→ ENTRIES SUPPLIED
┄┄┄┄┄┄┄┄┄┄┄┄┄┄┄┄┄┄┄┄

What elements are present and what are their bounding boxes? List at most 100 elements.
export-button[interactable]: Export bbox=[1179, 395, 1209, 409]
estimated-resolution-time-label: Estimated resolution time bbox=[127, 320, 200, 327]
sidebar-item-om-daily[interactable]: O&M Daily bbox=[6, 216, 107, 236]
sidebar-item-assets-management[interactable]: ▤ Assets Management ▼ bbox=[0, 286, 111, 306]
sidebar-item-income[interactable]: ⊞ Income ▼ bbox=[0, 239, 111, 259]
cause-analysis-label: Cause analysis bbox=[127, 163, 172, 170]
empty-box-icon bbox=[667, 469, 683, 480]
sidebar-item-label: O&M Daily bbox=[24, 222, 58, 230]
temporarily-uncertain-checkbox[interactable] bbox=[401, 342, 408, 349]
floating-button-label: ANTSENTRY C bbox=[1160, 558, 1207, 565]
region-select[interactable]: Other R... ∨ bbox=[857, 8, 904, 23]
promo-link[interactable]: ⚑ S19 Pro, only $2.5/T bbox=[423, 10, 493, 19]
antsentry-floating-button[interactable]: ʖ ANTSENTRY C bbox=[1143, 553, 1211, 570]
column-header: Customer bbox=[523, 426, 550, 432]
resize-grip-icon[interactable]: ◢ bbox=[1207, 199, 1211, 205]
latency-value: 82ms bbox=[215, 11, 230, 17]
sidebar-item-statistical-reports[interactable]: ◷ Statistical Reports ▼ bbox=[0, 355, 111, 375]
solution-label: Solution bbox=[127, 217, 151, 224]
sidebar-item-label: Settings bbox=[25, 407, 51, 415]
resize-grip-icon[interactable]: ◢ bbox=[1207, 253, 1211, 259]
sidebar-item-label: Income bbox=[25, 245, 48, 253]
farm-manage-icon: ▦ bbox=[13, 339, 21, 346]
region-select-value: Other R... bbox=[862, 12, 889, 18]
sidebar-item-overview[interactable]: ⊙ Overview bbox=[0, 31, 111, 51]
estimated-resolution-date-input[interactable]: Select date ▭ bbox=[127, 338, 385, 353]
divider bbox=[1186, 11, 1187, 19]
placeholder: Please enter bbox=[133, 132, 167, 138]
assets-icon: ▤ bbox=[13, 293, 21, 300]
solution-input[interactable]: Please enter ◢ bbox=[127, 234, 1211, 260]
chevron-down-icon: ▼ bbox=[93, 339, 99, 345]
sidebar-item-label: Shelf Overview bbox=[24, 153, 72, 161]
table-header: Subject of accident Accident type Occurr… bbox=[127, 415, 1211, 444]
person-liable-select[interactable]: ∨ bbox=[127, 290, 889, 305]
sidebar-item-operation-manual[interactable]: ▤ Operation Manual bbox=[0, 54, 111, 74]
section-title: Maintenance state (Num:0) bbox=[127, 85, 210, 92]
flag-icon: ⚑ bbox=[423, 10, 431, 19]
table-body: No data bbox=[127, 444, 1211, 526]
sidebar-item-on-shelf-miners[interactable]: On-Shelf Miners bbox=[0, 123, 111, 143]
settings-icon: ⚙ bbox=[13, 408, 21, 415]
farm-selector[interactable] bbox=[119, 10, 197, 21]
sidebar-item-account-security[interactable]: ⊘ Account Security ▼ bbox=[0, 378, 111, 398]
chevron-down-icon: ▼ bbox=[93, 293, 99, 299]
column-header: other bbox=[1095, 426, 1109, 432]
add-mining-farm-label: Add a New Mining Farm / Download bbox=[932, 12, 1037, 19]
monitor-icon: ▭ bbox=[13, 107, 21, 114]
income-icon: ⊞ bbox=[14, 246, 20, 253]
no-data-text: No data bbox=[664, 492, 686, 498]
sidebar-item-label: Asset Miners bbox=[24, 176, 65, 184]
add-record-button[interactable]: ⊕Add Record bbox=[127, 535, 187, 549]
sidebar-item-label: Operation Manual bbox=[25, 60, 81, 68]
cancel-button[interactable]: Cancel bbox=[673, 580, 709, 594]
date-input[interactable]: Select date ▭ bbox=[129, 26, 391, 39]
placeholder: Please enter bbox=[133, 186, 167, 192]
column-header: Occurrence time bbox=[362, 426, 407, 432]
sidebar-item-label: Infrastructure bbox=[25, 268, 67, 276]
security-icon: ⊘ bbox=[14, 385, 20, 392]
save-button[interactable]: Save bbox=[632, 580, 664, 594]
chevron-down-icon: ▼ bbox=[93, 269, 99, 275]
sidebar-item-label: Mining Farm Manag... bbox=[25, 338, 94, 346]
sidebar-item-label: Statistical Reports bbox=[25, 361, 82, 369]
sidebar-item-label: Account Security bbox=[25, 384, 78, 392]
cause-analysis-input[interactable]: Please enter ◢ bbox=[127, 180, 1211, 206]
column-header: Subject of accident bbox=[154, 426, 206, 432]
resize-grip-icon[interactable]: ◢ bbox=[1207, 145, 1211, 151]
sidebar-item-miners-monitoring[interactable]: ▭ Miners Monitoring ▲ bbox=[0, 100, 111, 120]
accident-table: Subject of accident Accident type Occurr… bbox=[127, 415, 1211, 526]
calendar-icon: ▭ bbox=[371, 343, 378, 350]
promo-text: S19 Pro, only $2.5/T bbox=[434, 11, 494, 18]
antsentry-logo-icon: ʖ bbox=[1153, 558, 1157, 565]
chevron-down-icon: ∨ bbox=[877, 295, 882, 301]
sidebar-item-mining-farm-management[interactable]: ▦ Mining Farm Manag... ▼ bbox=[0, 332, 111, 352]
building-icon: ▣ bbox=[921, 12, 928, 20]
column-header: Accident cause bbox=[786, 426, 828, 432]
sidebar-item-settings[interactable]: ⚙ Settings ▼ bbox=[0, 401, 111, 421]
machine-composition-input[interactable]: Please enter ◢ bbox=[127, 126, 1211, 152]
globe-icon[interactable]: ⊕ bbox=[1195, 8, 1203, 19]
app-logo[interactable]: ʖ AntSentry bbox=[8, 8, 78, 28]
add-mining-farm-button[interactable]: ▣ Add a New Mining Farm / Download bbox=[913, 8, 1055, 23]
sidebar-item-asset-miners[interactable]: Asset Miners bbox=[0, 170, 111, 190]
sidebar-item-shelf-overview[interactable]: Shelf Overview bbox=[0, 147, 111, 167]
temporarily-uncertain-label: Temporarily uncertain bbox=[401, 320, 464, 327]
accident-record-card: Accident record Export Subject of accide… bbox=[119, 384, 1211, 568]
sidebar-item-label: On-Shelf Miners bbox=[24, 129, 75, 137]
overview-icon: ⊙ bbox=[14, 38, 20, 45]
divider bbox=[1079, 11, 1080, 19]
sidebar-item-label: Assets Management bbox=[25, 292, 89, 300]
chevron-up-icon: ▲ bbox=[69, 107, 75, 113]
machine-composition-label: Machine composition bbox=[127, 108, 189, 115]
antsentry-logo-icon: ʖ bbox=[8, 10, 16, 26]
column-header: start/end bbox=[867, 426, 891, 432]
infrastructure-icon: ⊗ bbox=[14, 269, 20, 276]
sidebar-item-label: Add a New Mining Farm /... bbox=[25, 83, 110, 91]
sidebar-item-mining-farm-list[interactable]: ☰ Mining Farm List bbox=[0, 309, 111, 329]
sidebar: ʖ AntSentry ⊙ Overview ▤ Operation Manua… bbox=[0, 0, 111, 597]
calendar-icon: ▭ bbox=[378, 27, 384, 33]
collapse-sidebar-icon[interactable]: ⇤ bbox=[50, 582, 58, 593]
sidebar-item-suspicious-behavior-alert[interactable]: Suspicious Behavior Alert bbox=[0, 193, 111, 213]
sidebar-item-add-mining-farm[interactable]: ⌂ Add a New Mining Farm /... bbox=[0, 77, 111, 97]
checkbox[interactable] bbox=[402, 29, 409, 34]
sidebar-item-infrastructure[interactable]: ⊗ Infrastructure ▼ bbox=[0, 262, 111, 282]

┄┄┄┄┄┄┄┄┄┄┄┄┄┄┄┄┄┄┄┄

→ PROBLEM DETAILS
Print all of the data above again, line for line, without changing a single character.

→ COMPLETED EXERCISE
What elements are present and what are their bounding boxes? List at most 100 elements.
export-button[interactable]: Export bbox=[1179, 395, 1209, 409]
estimated-resolution-time-label: Estimated resolution time bbox=[127, 320, 200, 327]
sidebar-item-om-daily[interactable]: O&M Daily bbox=[6, 216, 107, 236]
sidebar-item-assets-management[interactable]: ▤ Assets Management ▼ bbox=[0, 286, 111, 306]
sidebar-item-income[interactable]: ⊞ Income ▼ bbox=[0, 239, 111, 259]
cause-analysis-label: Cause analysis bbox=[127, 163, 172, 170]
empty-box-icon bbox=[667, 469, 683, 480]
sidebar-item-label: O&M Daily bbox=[24, 222, 58, 230]
temporarily-uncertain-checkbox[interactable] bbox=[401, 342, 408, 349]
floating-button-label: ANTSENTRY C bbox=[1160, 558, 1207, 565]
region-select[interactable]: Other R... ∨ bbox=[857, 8, 904, 23]
promo-link[interactable]: ⚑ S19 Pro, only $2.5/T bbox=[423, 10, 493, 19]
antsentry-floating-button[interactable]: ʖ ANTSENTRY C bbox=[1143, 553, 1211, 570]
column-header: Customer bbox=[523, 426, 550, 432]
resize-grip-icon[interactable]: ◢ bbox=[1207, 199, 1211, 205]
latency-value: 82ms bbox=[215, 11, 230, 17]
sidebar-item-statistical-reports[interactable]: ◷ Statistical Reports ▼ bbox=[0, 355, 111, 375]
solution-label: Solution bbox=[127, 217, 151, 224]
sidebar-item-label: Settings bbox=[25, 407, 51, 415]
resize-grip-icon[interactable]: ◢ bbox=[1207, 253, 1211, 259]
sidebar-item-label: Income bbox=[25, 245, 48, 253]
farm-manage-icon: ▦ bbox=[13, 339, 21, 346]
region-select-value: Other R... bbox=[862, 12, 889, 18]
sidebar-item-overview[interactable]: ⊙ Overview bbox=[0, 31, 111, 51]
estimated-resolution-date-input[interactable]: Select date ▭ bbox=[127, 338, 385, 353]
divider bbox=[1186, 11, 1187, 19]
placeholder: Please enter bbox=[133, 132, 167, 138]
assets-icon: ▤ bbox=[13, 293, 21, 300]
solution-input[interactable]: Please enter ◢ bbox=[127, 234, 1211, 260]
chevron-down-icon: ▼ bbox=[93, 339, 99, 345]
sidebar-item-label: Shelf Overview bbox=[24, 153, 72, 161]
table-header: Subject of accident Accident type Occurr… bbox=[127, 415, 1211, 444]
person-liable-select[interactable]: ∨ bbox=[127, 290, 889, 305]
sidebar-item-operation-manual[interactable]: ▤ Operation Manual bbox=[0, 54, 111, 74]
section-title: Maintenance state (Num:0) bbox=[127, 85, 210, 92]
flag-icon: ⚑ bbox=[423, 10, 431, 19]
table-body: No data bbox=[127, 444, 1211, 526]
sidebar-item-on-shelf-miners[interactable]: On-Shelf Miners bbox=[0, 123, 111, 143]
settings-icon: ⚙ bbox=[13, 408, 21, 415]
farm-selector[interactable] bbox=[119, 10, 197, 21]
sidebar-item-account-security[interactable]: ⊘ Account Security ▼ bbox=[0, 378, 111, 398]
chevron-down-icon: ▼ bbox=[93, 293, 99, 299]
column-header: other bbox=[1095, 426, 1109, 432]
add-mining-farm-label: Add a New Mining Farm / Download bbox=[932, 12, 1037, 19]
monitor-icon: ▭ bbox=[13, 107, 21, 114]
income-icon: ⊞ bbox=[14, 246, 20, 253]
no-data-text: No data bbox=[664, 492, 686, 498]
sidebar-item-label: Asset Miners bbox=[24, 176, 65, 184]
add-record-button[interactable]: ⊕Add Record bbox=[127, 535, 187, 549]
sidebar-item-label: Operation Manual bbox=[25, 60, 81, 68]
cancel-button[interactable]: Cancel bbox=[673, 580, 709, 594]
date-input[interactable]: Select date ▭ bbox=[129, 26, 391, 39]
placeholder: Please enter bbox=[133, 186, 167, 192]
column-header: Occurrence time bbox=[362, 426, 407, 432]
sidebar-item-label: Infrastructure bbox=[25, 268, 67, 276]
security-icon: ⊘ bbox=[14, 385, 20, 392]
save-button[interactable]: Save bbox=[632, 580, 664, 594]
chevron-down-icon: ▼ bbox=[93, 269, 99, 275]
sidebar-item-label: Mining Farm Manag... bbox=[25, 338, 94, 346]
sidebar-item-label: Statistical Reports bbox=[25, 361, 82, 369]
sidebar-item-label: Account Security bbox=[25, 384, 78, 392]
cause-analysis-input[interactable]: Please enter ◢ bbox=[127, 180, 1211, 206]
column-header: Subject of accident bbox=[154, 426, 206, 432]
resize-grip-icon[interactable]: ◢ bbox=[1207, 145, 1211, 151]
sidebar-item-miners-monitoring[interactable]: ▭ Miners Monitoring ▲ bbox=[0, 100, 111, 120]
accident-table: Subject of accident Accident type Occurr… bbox=[127, 415, 1211, 526]
calendar-icon: ▭ bbox=[371, 343, 378, 350]
promo-text: S19 Pro, only $2.5/T bbox=[434, 11, 494, 18]
antsentry-logo-icon: ʖ bbox=[1153, 558, 1157, 565]
chevron-down-icon: ∨ bbox=[877, 295, 882, 301]
sidebar-item-mining-farm-management[interactable]: ▦ Mining Farm Manag... ▼ bbox=[0, 332, 111, 352]
building-icon: ▣ bbox=[921, 12, 928, 20]
column-header: Accident cause bbox=[786, 426, 828, 432]
sidebar-item-settings[interactable]: ⚙ Settings ▼ bbox=[0, 401, 111, 421]
machine-composition-input[interactable]: Please enter ◢ bbox=[127, 126, 1211, 152]
globe-icon[interactable]: ⊕ bbox=[1195, 8, 1203, 19]
app-logo[interactable]: ʖ AntSentry bbox=[8, 8, 78, 28]
add-mining-farm-button[interactable]: ▣ Add a New Mining Farm / Download bbox=[913, 8, 1055, 23]
sidebar-item-asset-miners[interactable]: Asset Miners bbox=[0, 170, 111, 190]
sidebar-item-shelf-overview[interactable]: Shelf Overview bbox=[0, 147, 111, 167]
temporarily-uncertain-label: Temporarily uncertain bbox=[401, 320, 464, 327]
accident-record-card: Accident record Export Subject of accide… bbox=[119, 384, 1211, 568]
sidebar-item-label: On-Shelf Miners bbox=[24, 129, 75, 137]
overview-icon: ⊙ bbox=[14, 38, 20, 45]
divider bbox=[1079, 11, 1080, 19]
sidebar-item-label: Assets Management bbox=[25, 292, 89, 300]
chevron-up-icon: ▲ bbox=[69, 107, 75, 113]
machine-composition-label: Machine composition bbox=[127, 108, 189, 115]
antsentry-logo-icon: ʖ bbox=[8, 10, 16, 26]
column-header: start/end bbox=[867, 426, 891, 432]
infrastructure-icon: ⊗ bbox=[14, 269, 20, 276]
sidebar-item-label: Add a New Mining Farm /... bbox=[25, 83, 110, 91]
sidebar-item-mining-farm-list[interactable]: ☰ Mining Farm List bbox=[0, 309, 111, 329]
sidebar: ʖ AntSentry ⊙ Overview ▤ Operation Manua… bbox=[0, 0, 111, 597]
calendar-icon: ▭ bbox=[378, 27, 384, 33]
collapse-sidebar-icon[interactable]: ⇤ bbox=[50, 582, 58, 593]
sidebar-item-suspicious-behavior-alert[interactable]: Suspicious Behavior Alert bbox=[0, 193, 111, 213]
sidebar-item-add-mining-farm[interactable]: ⌂ Add a New Mining Farm /... bbox=[0, 77, 111, 97]
checkbox[interactable] bbox=[402, 29, 409, 34]
sidebar-item-infrastructure[interactable]: ⊗ Infrastructure ▼ bbox=[0, 262, 111, 282]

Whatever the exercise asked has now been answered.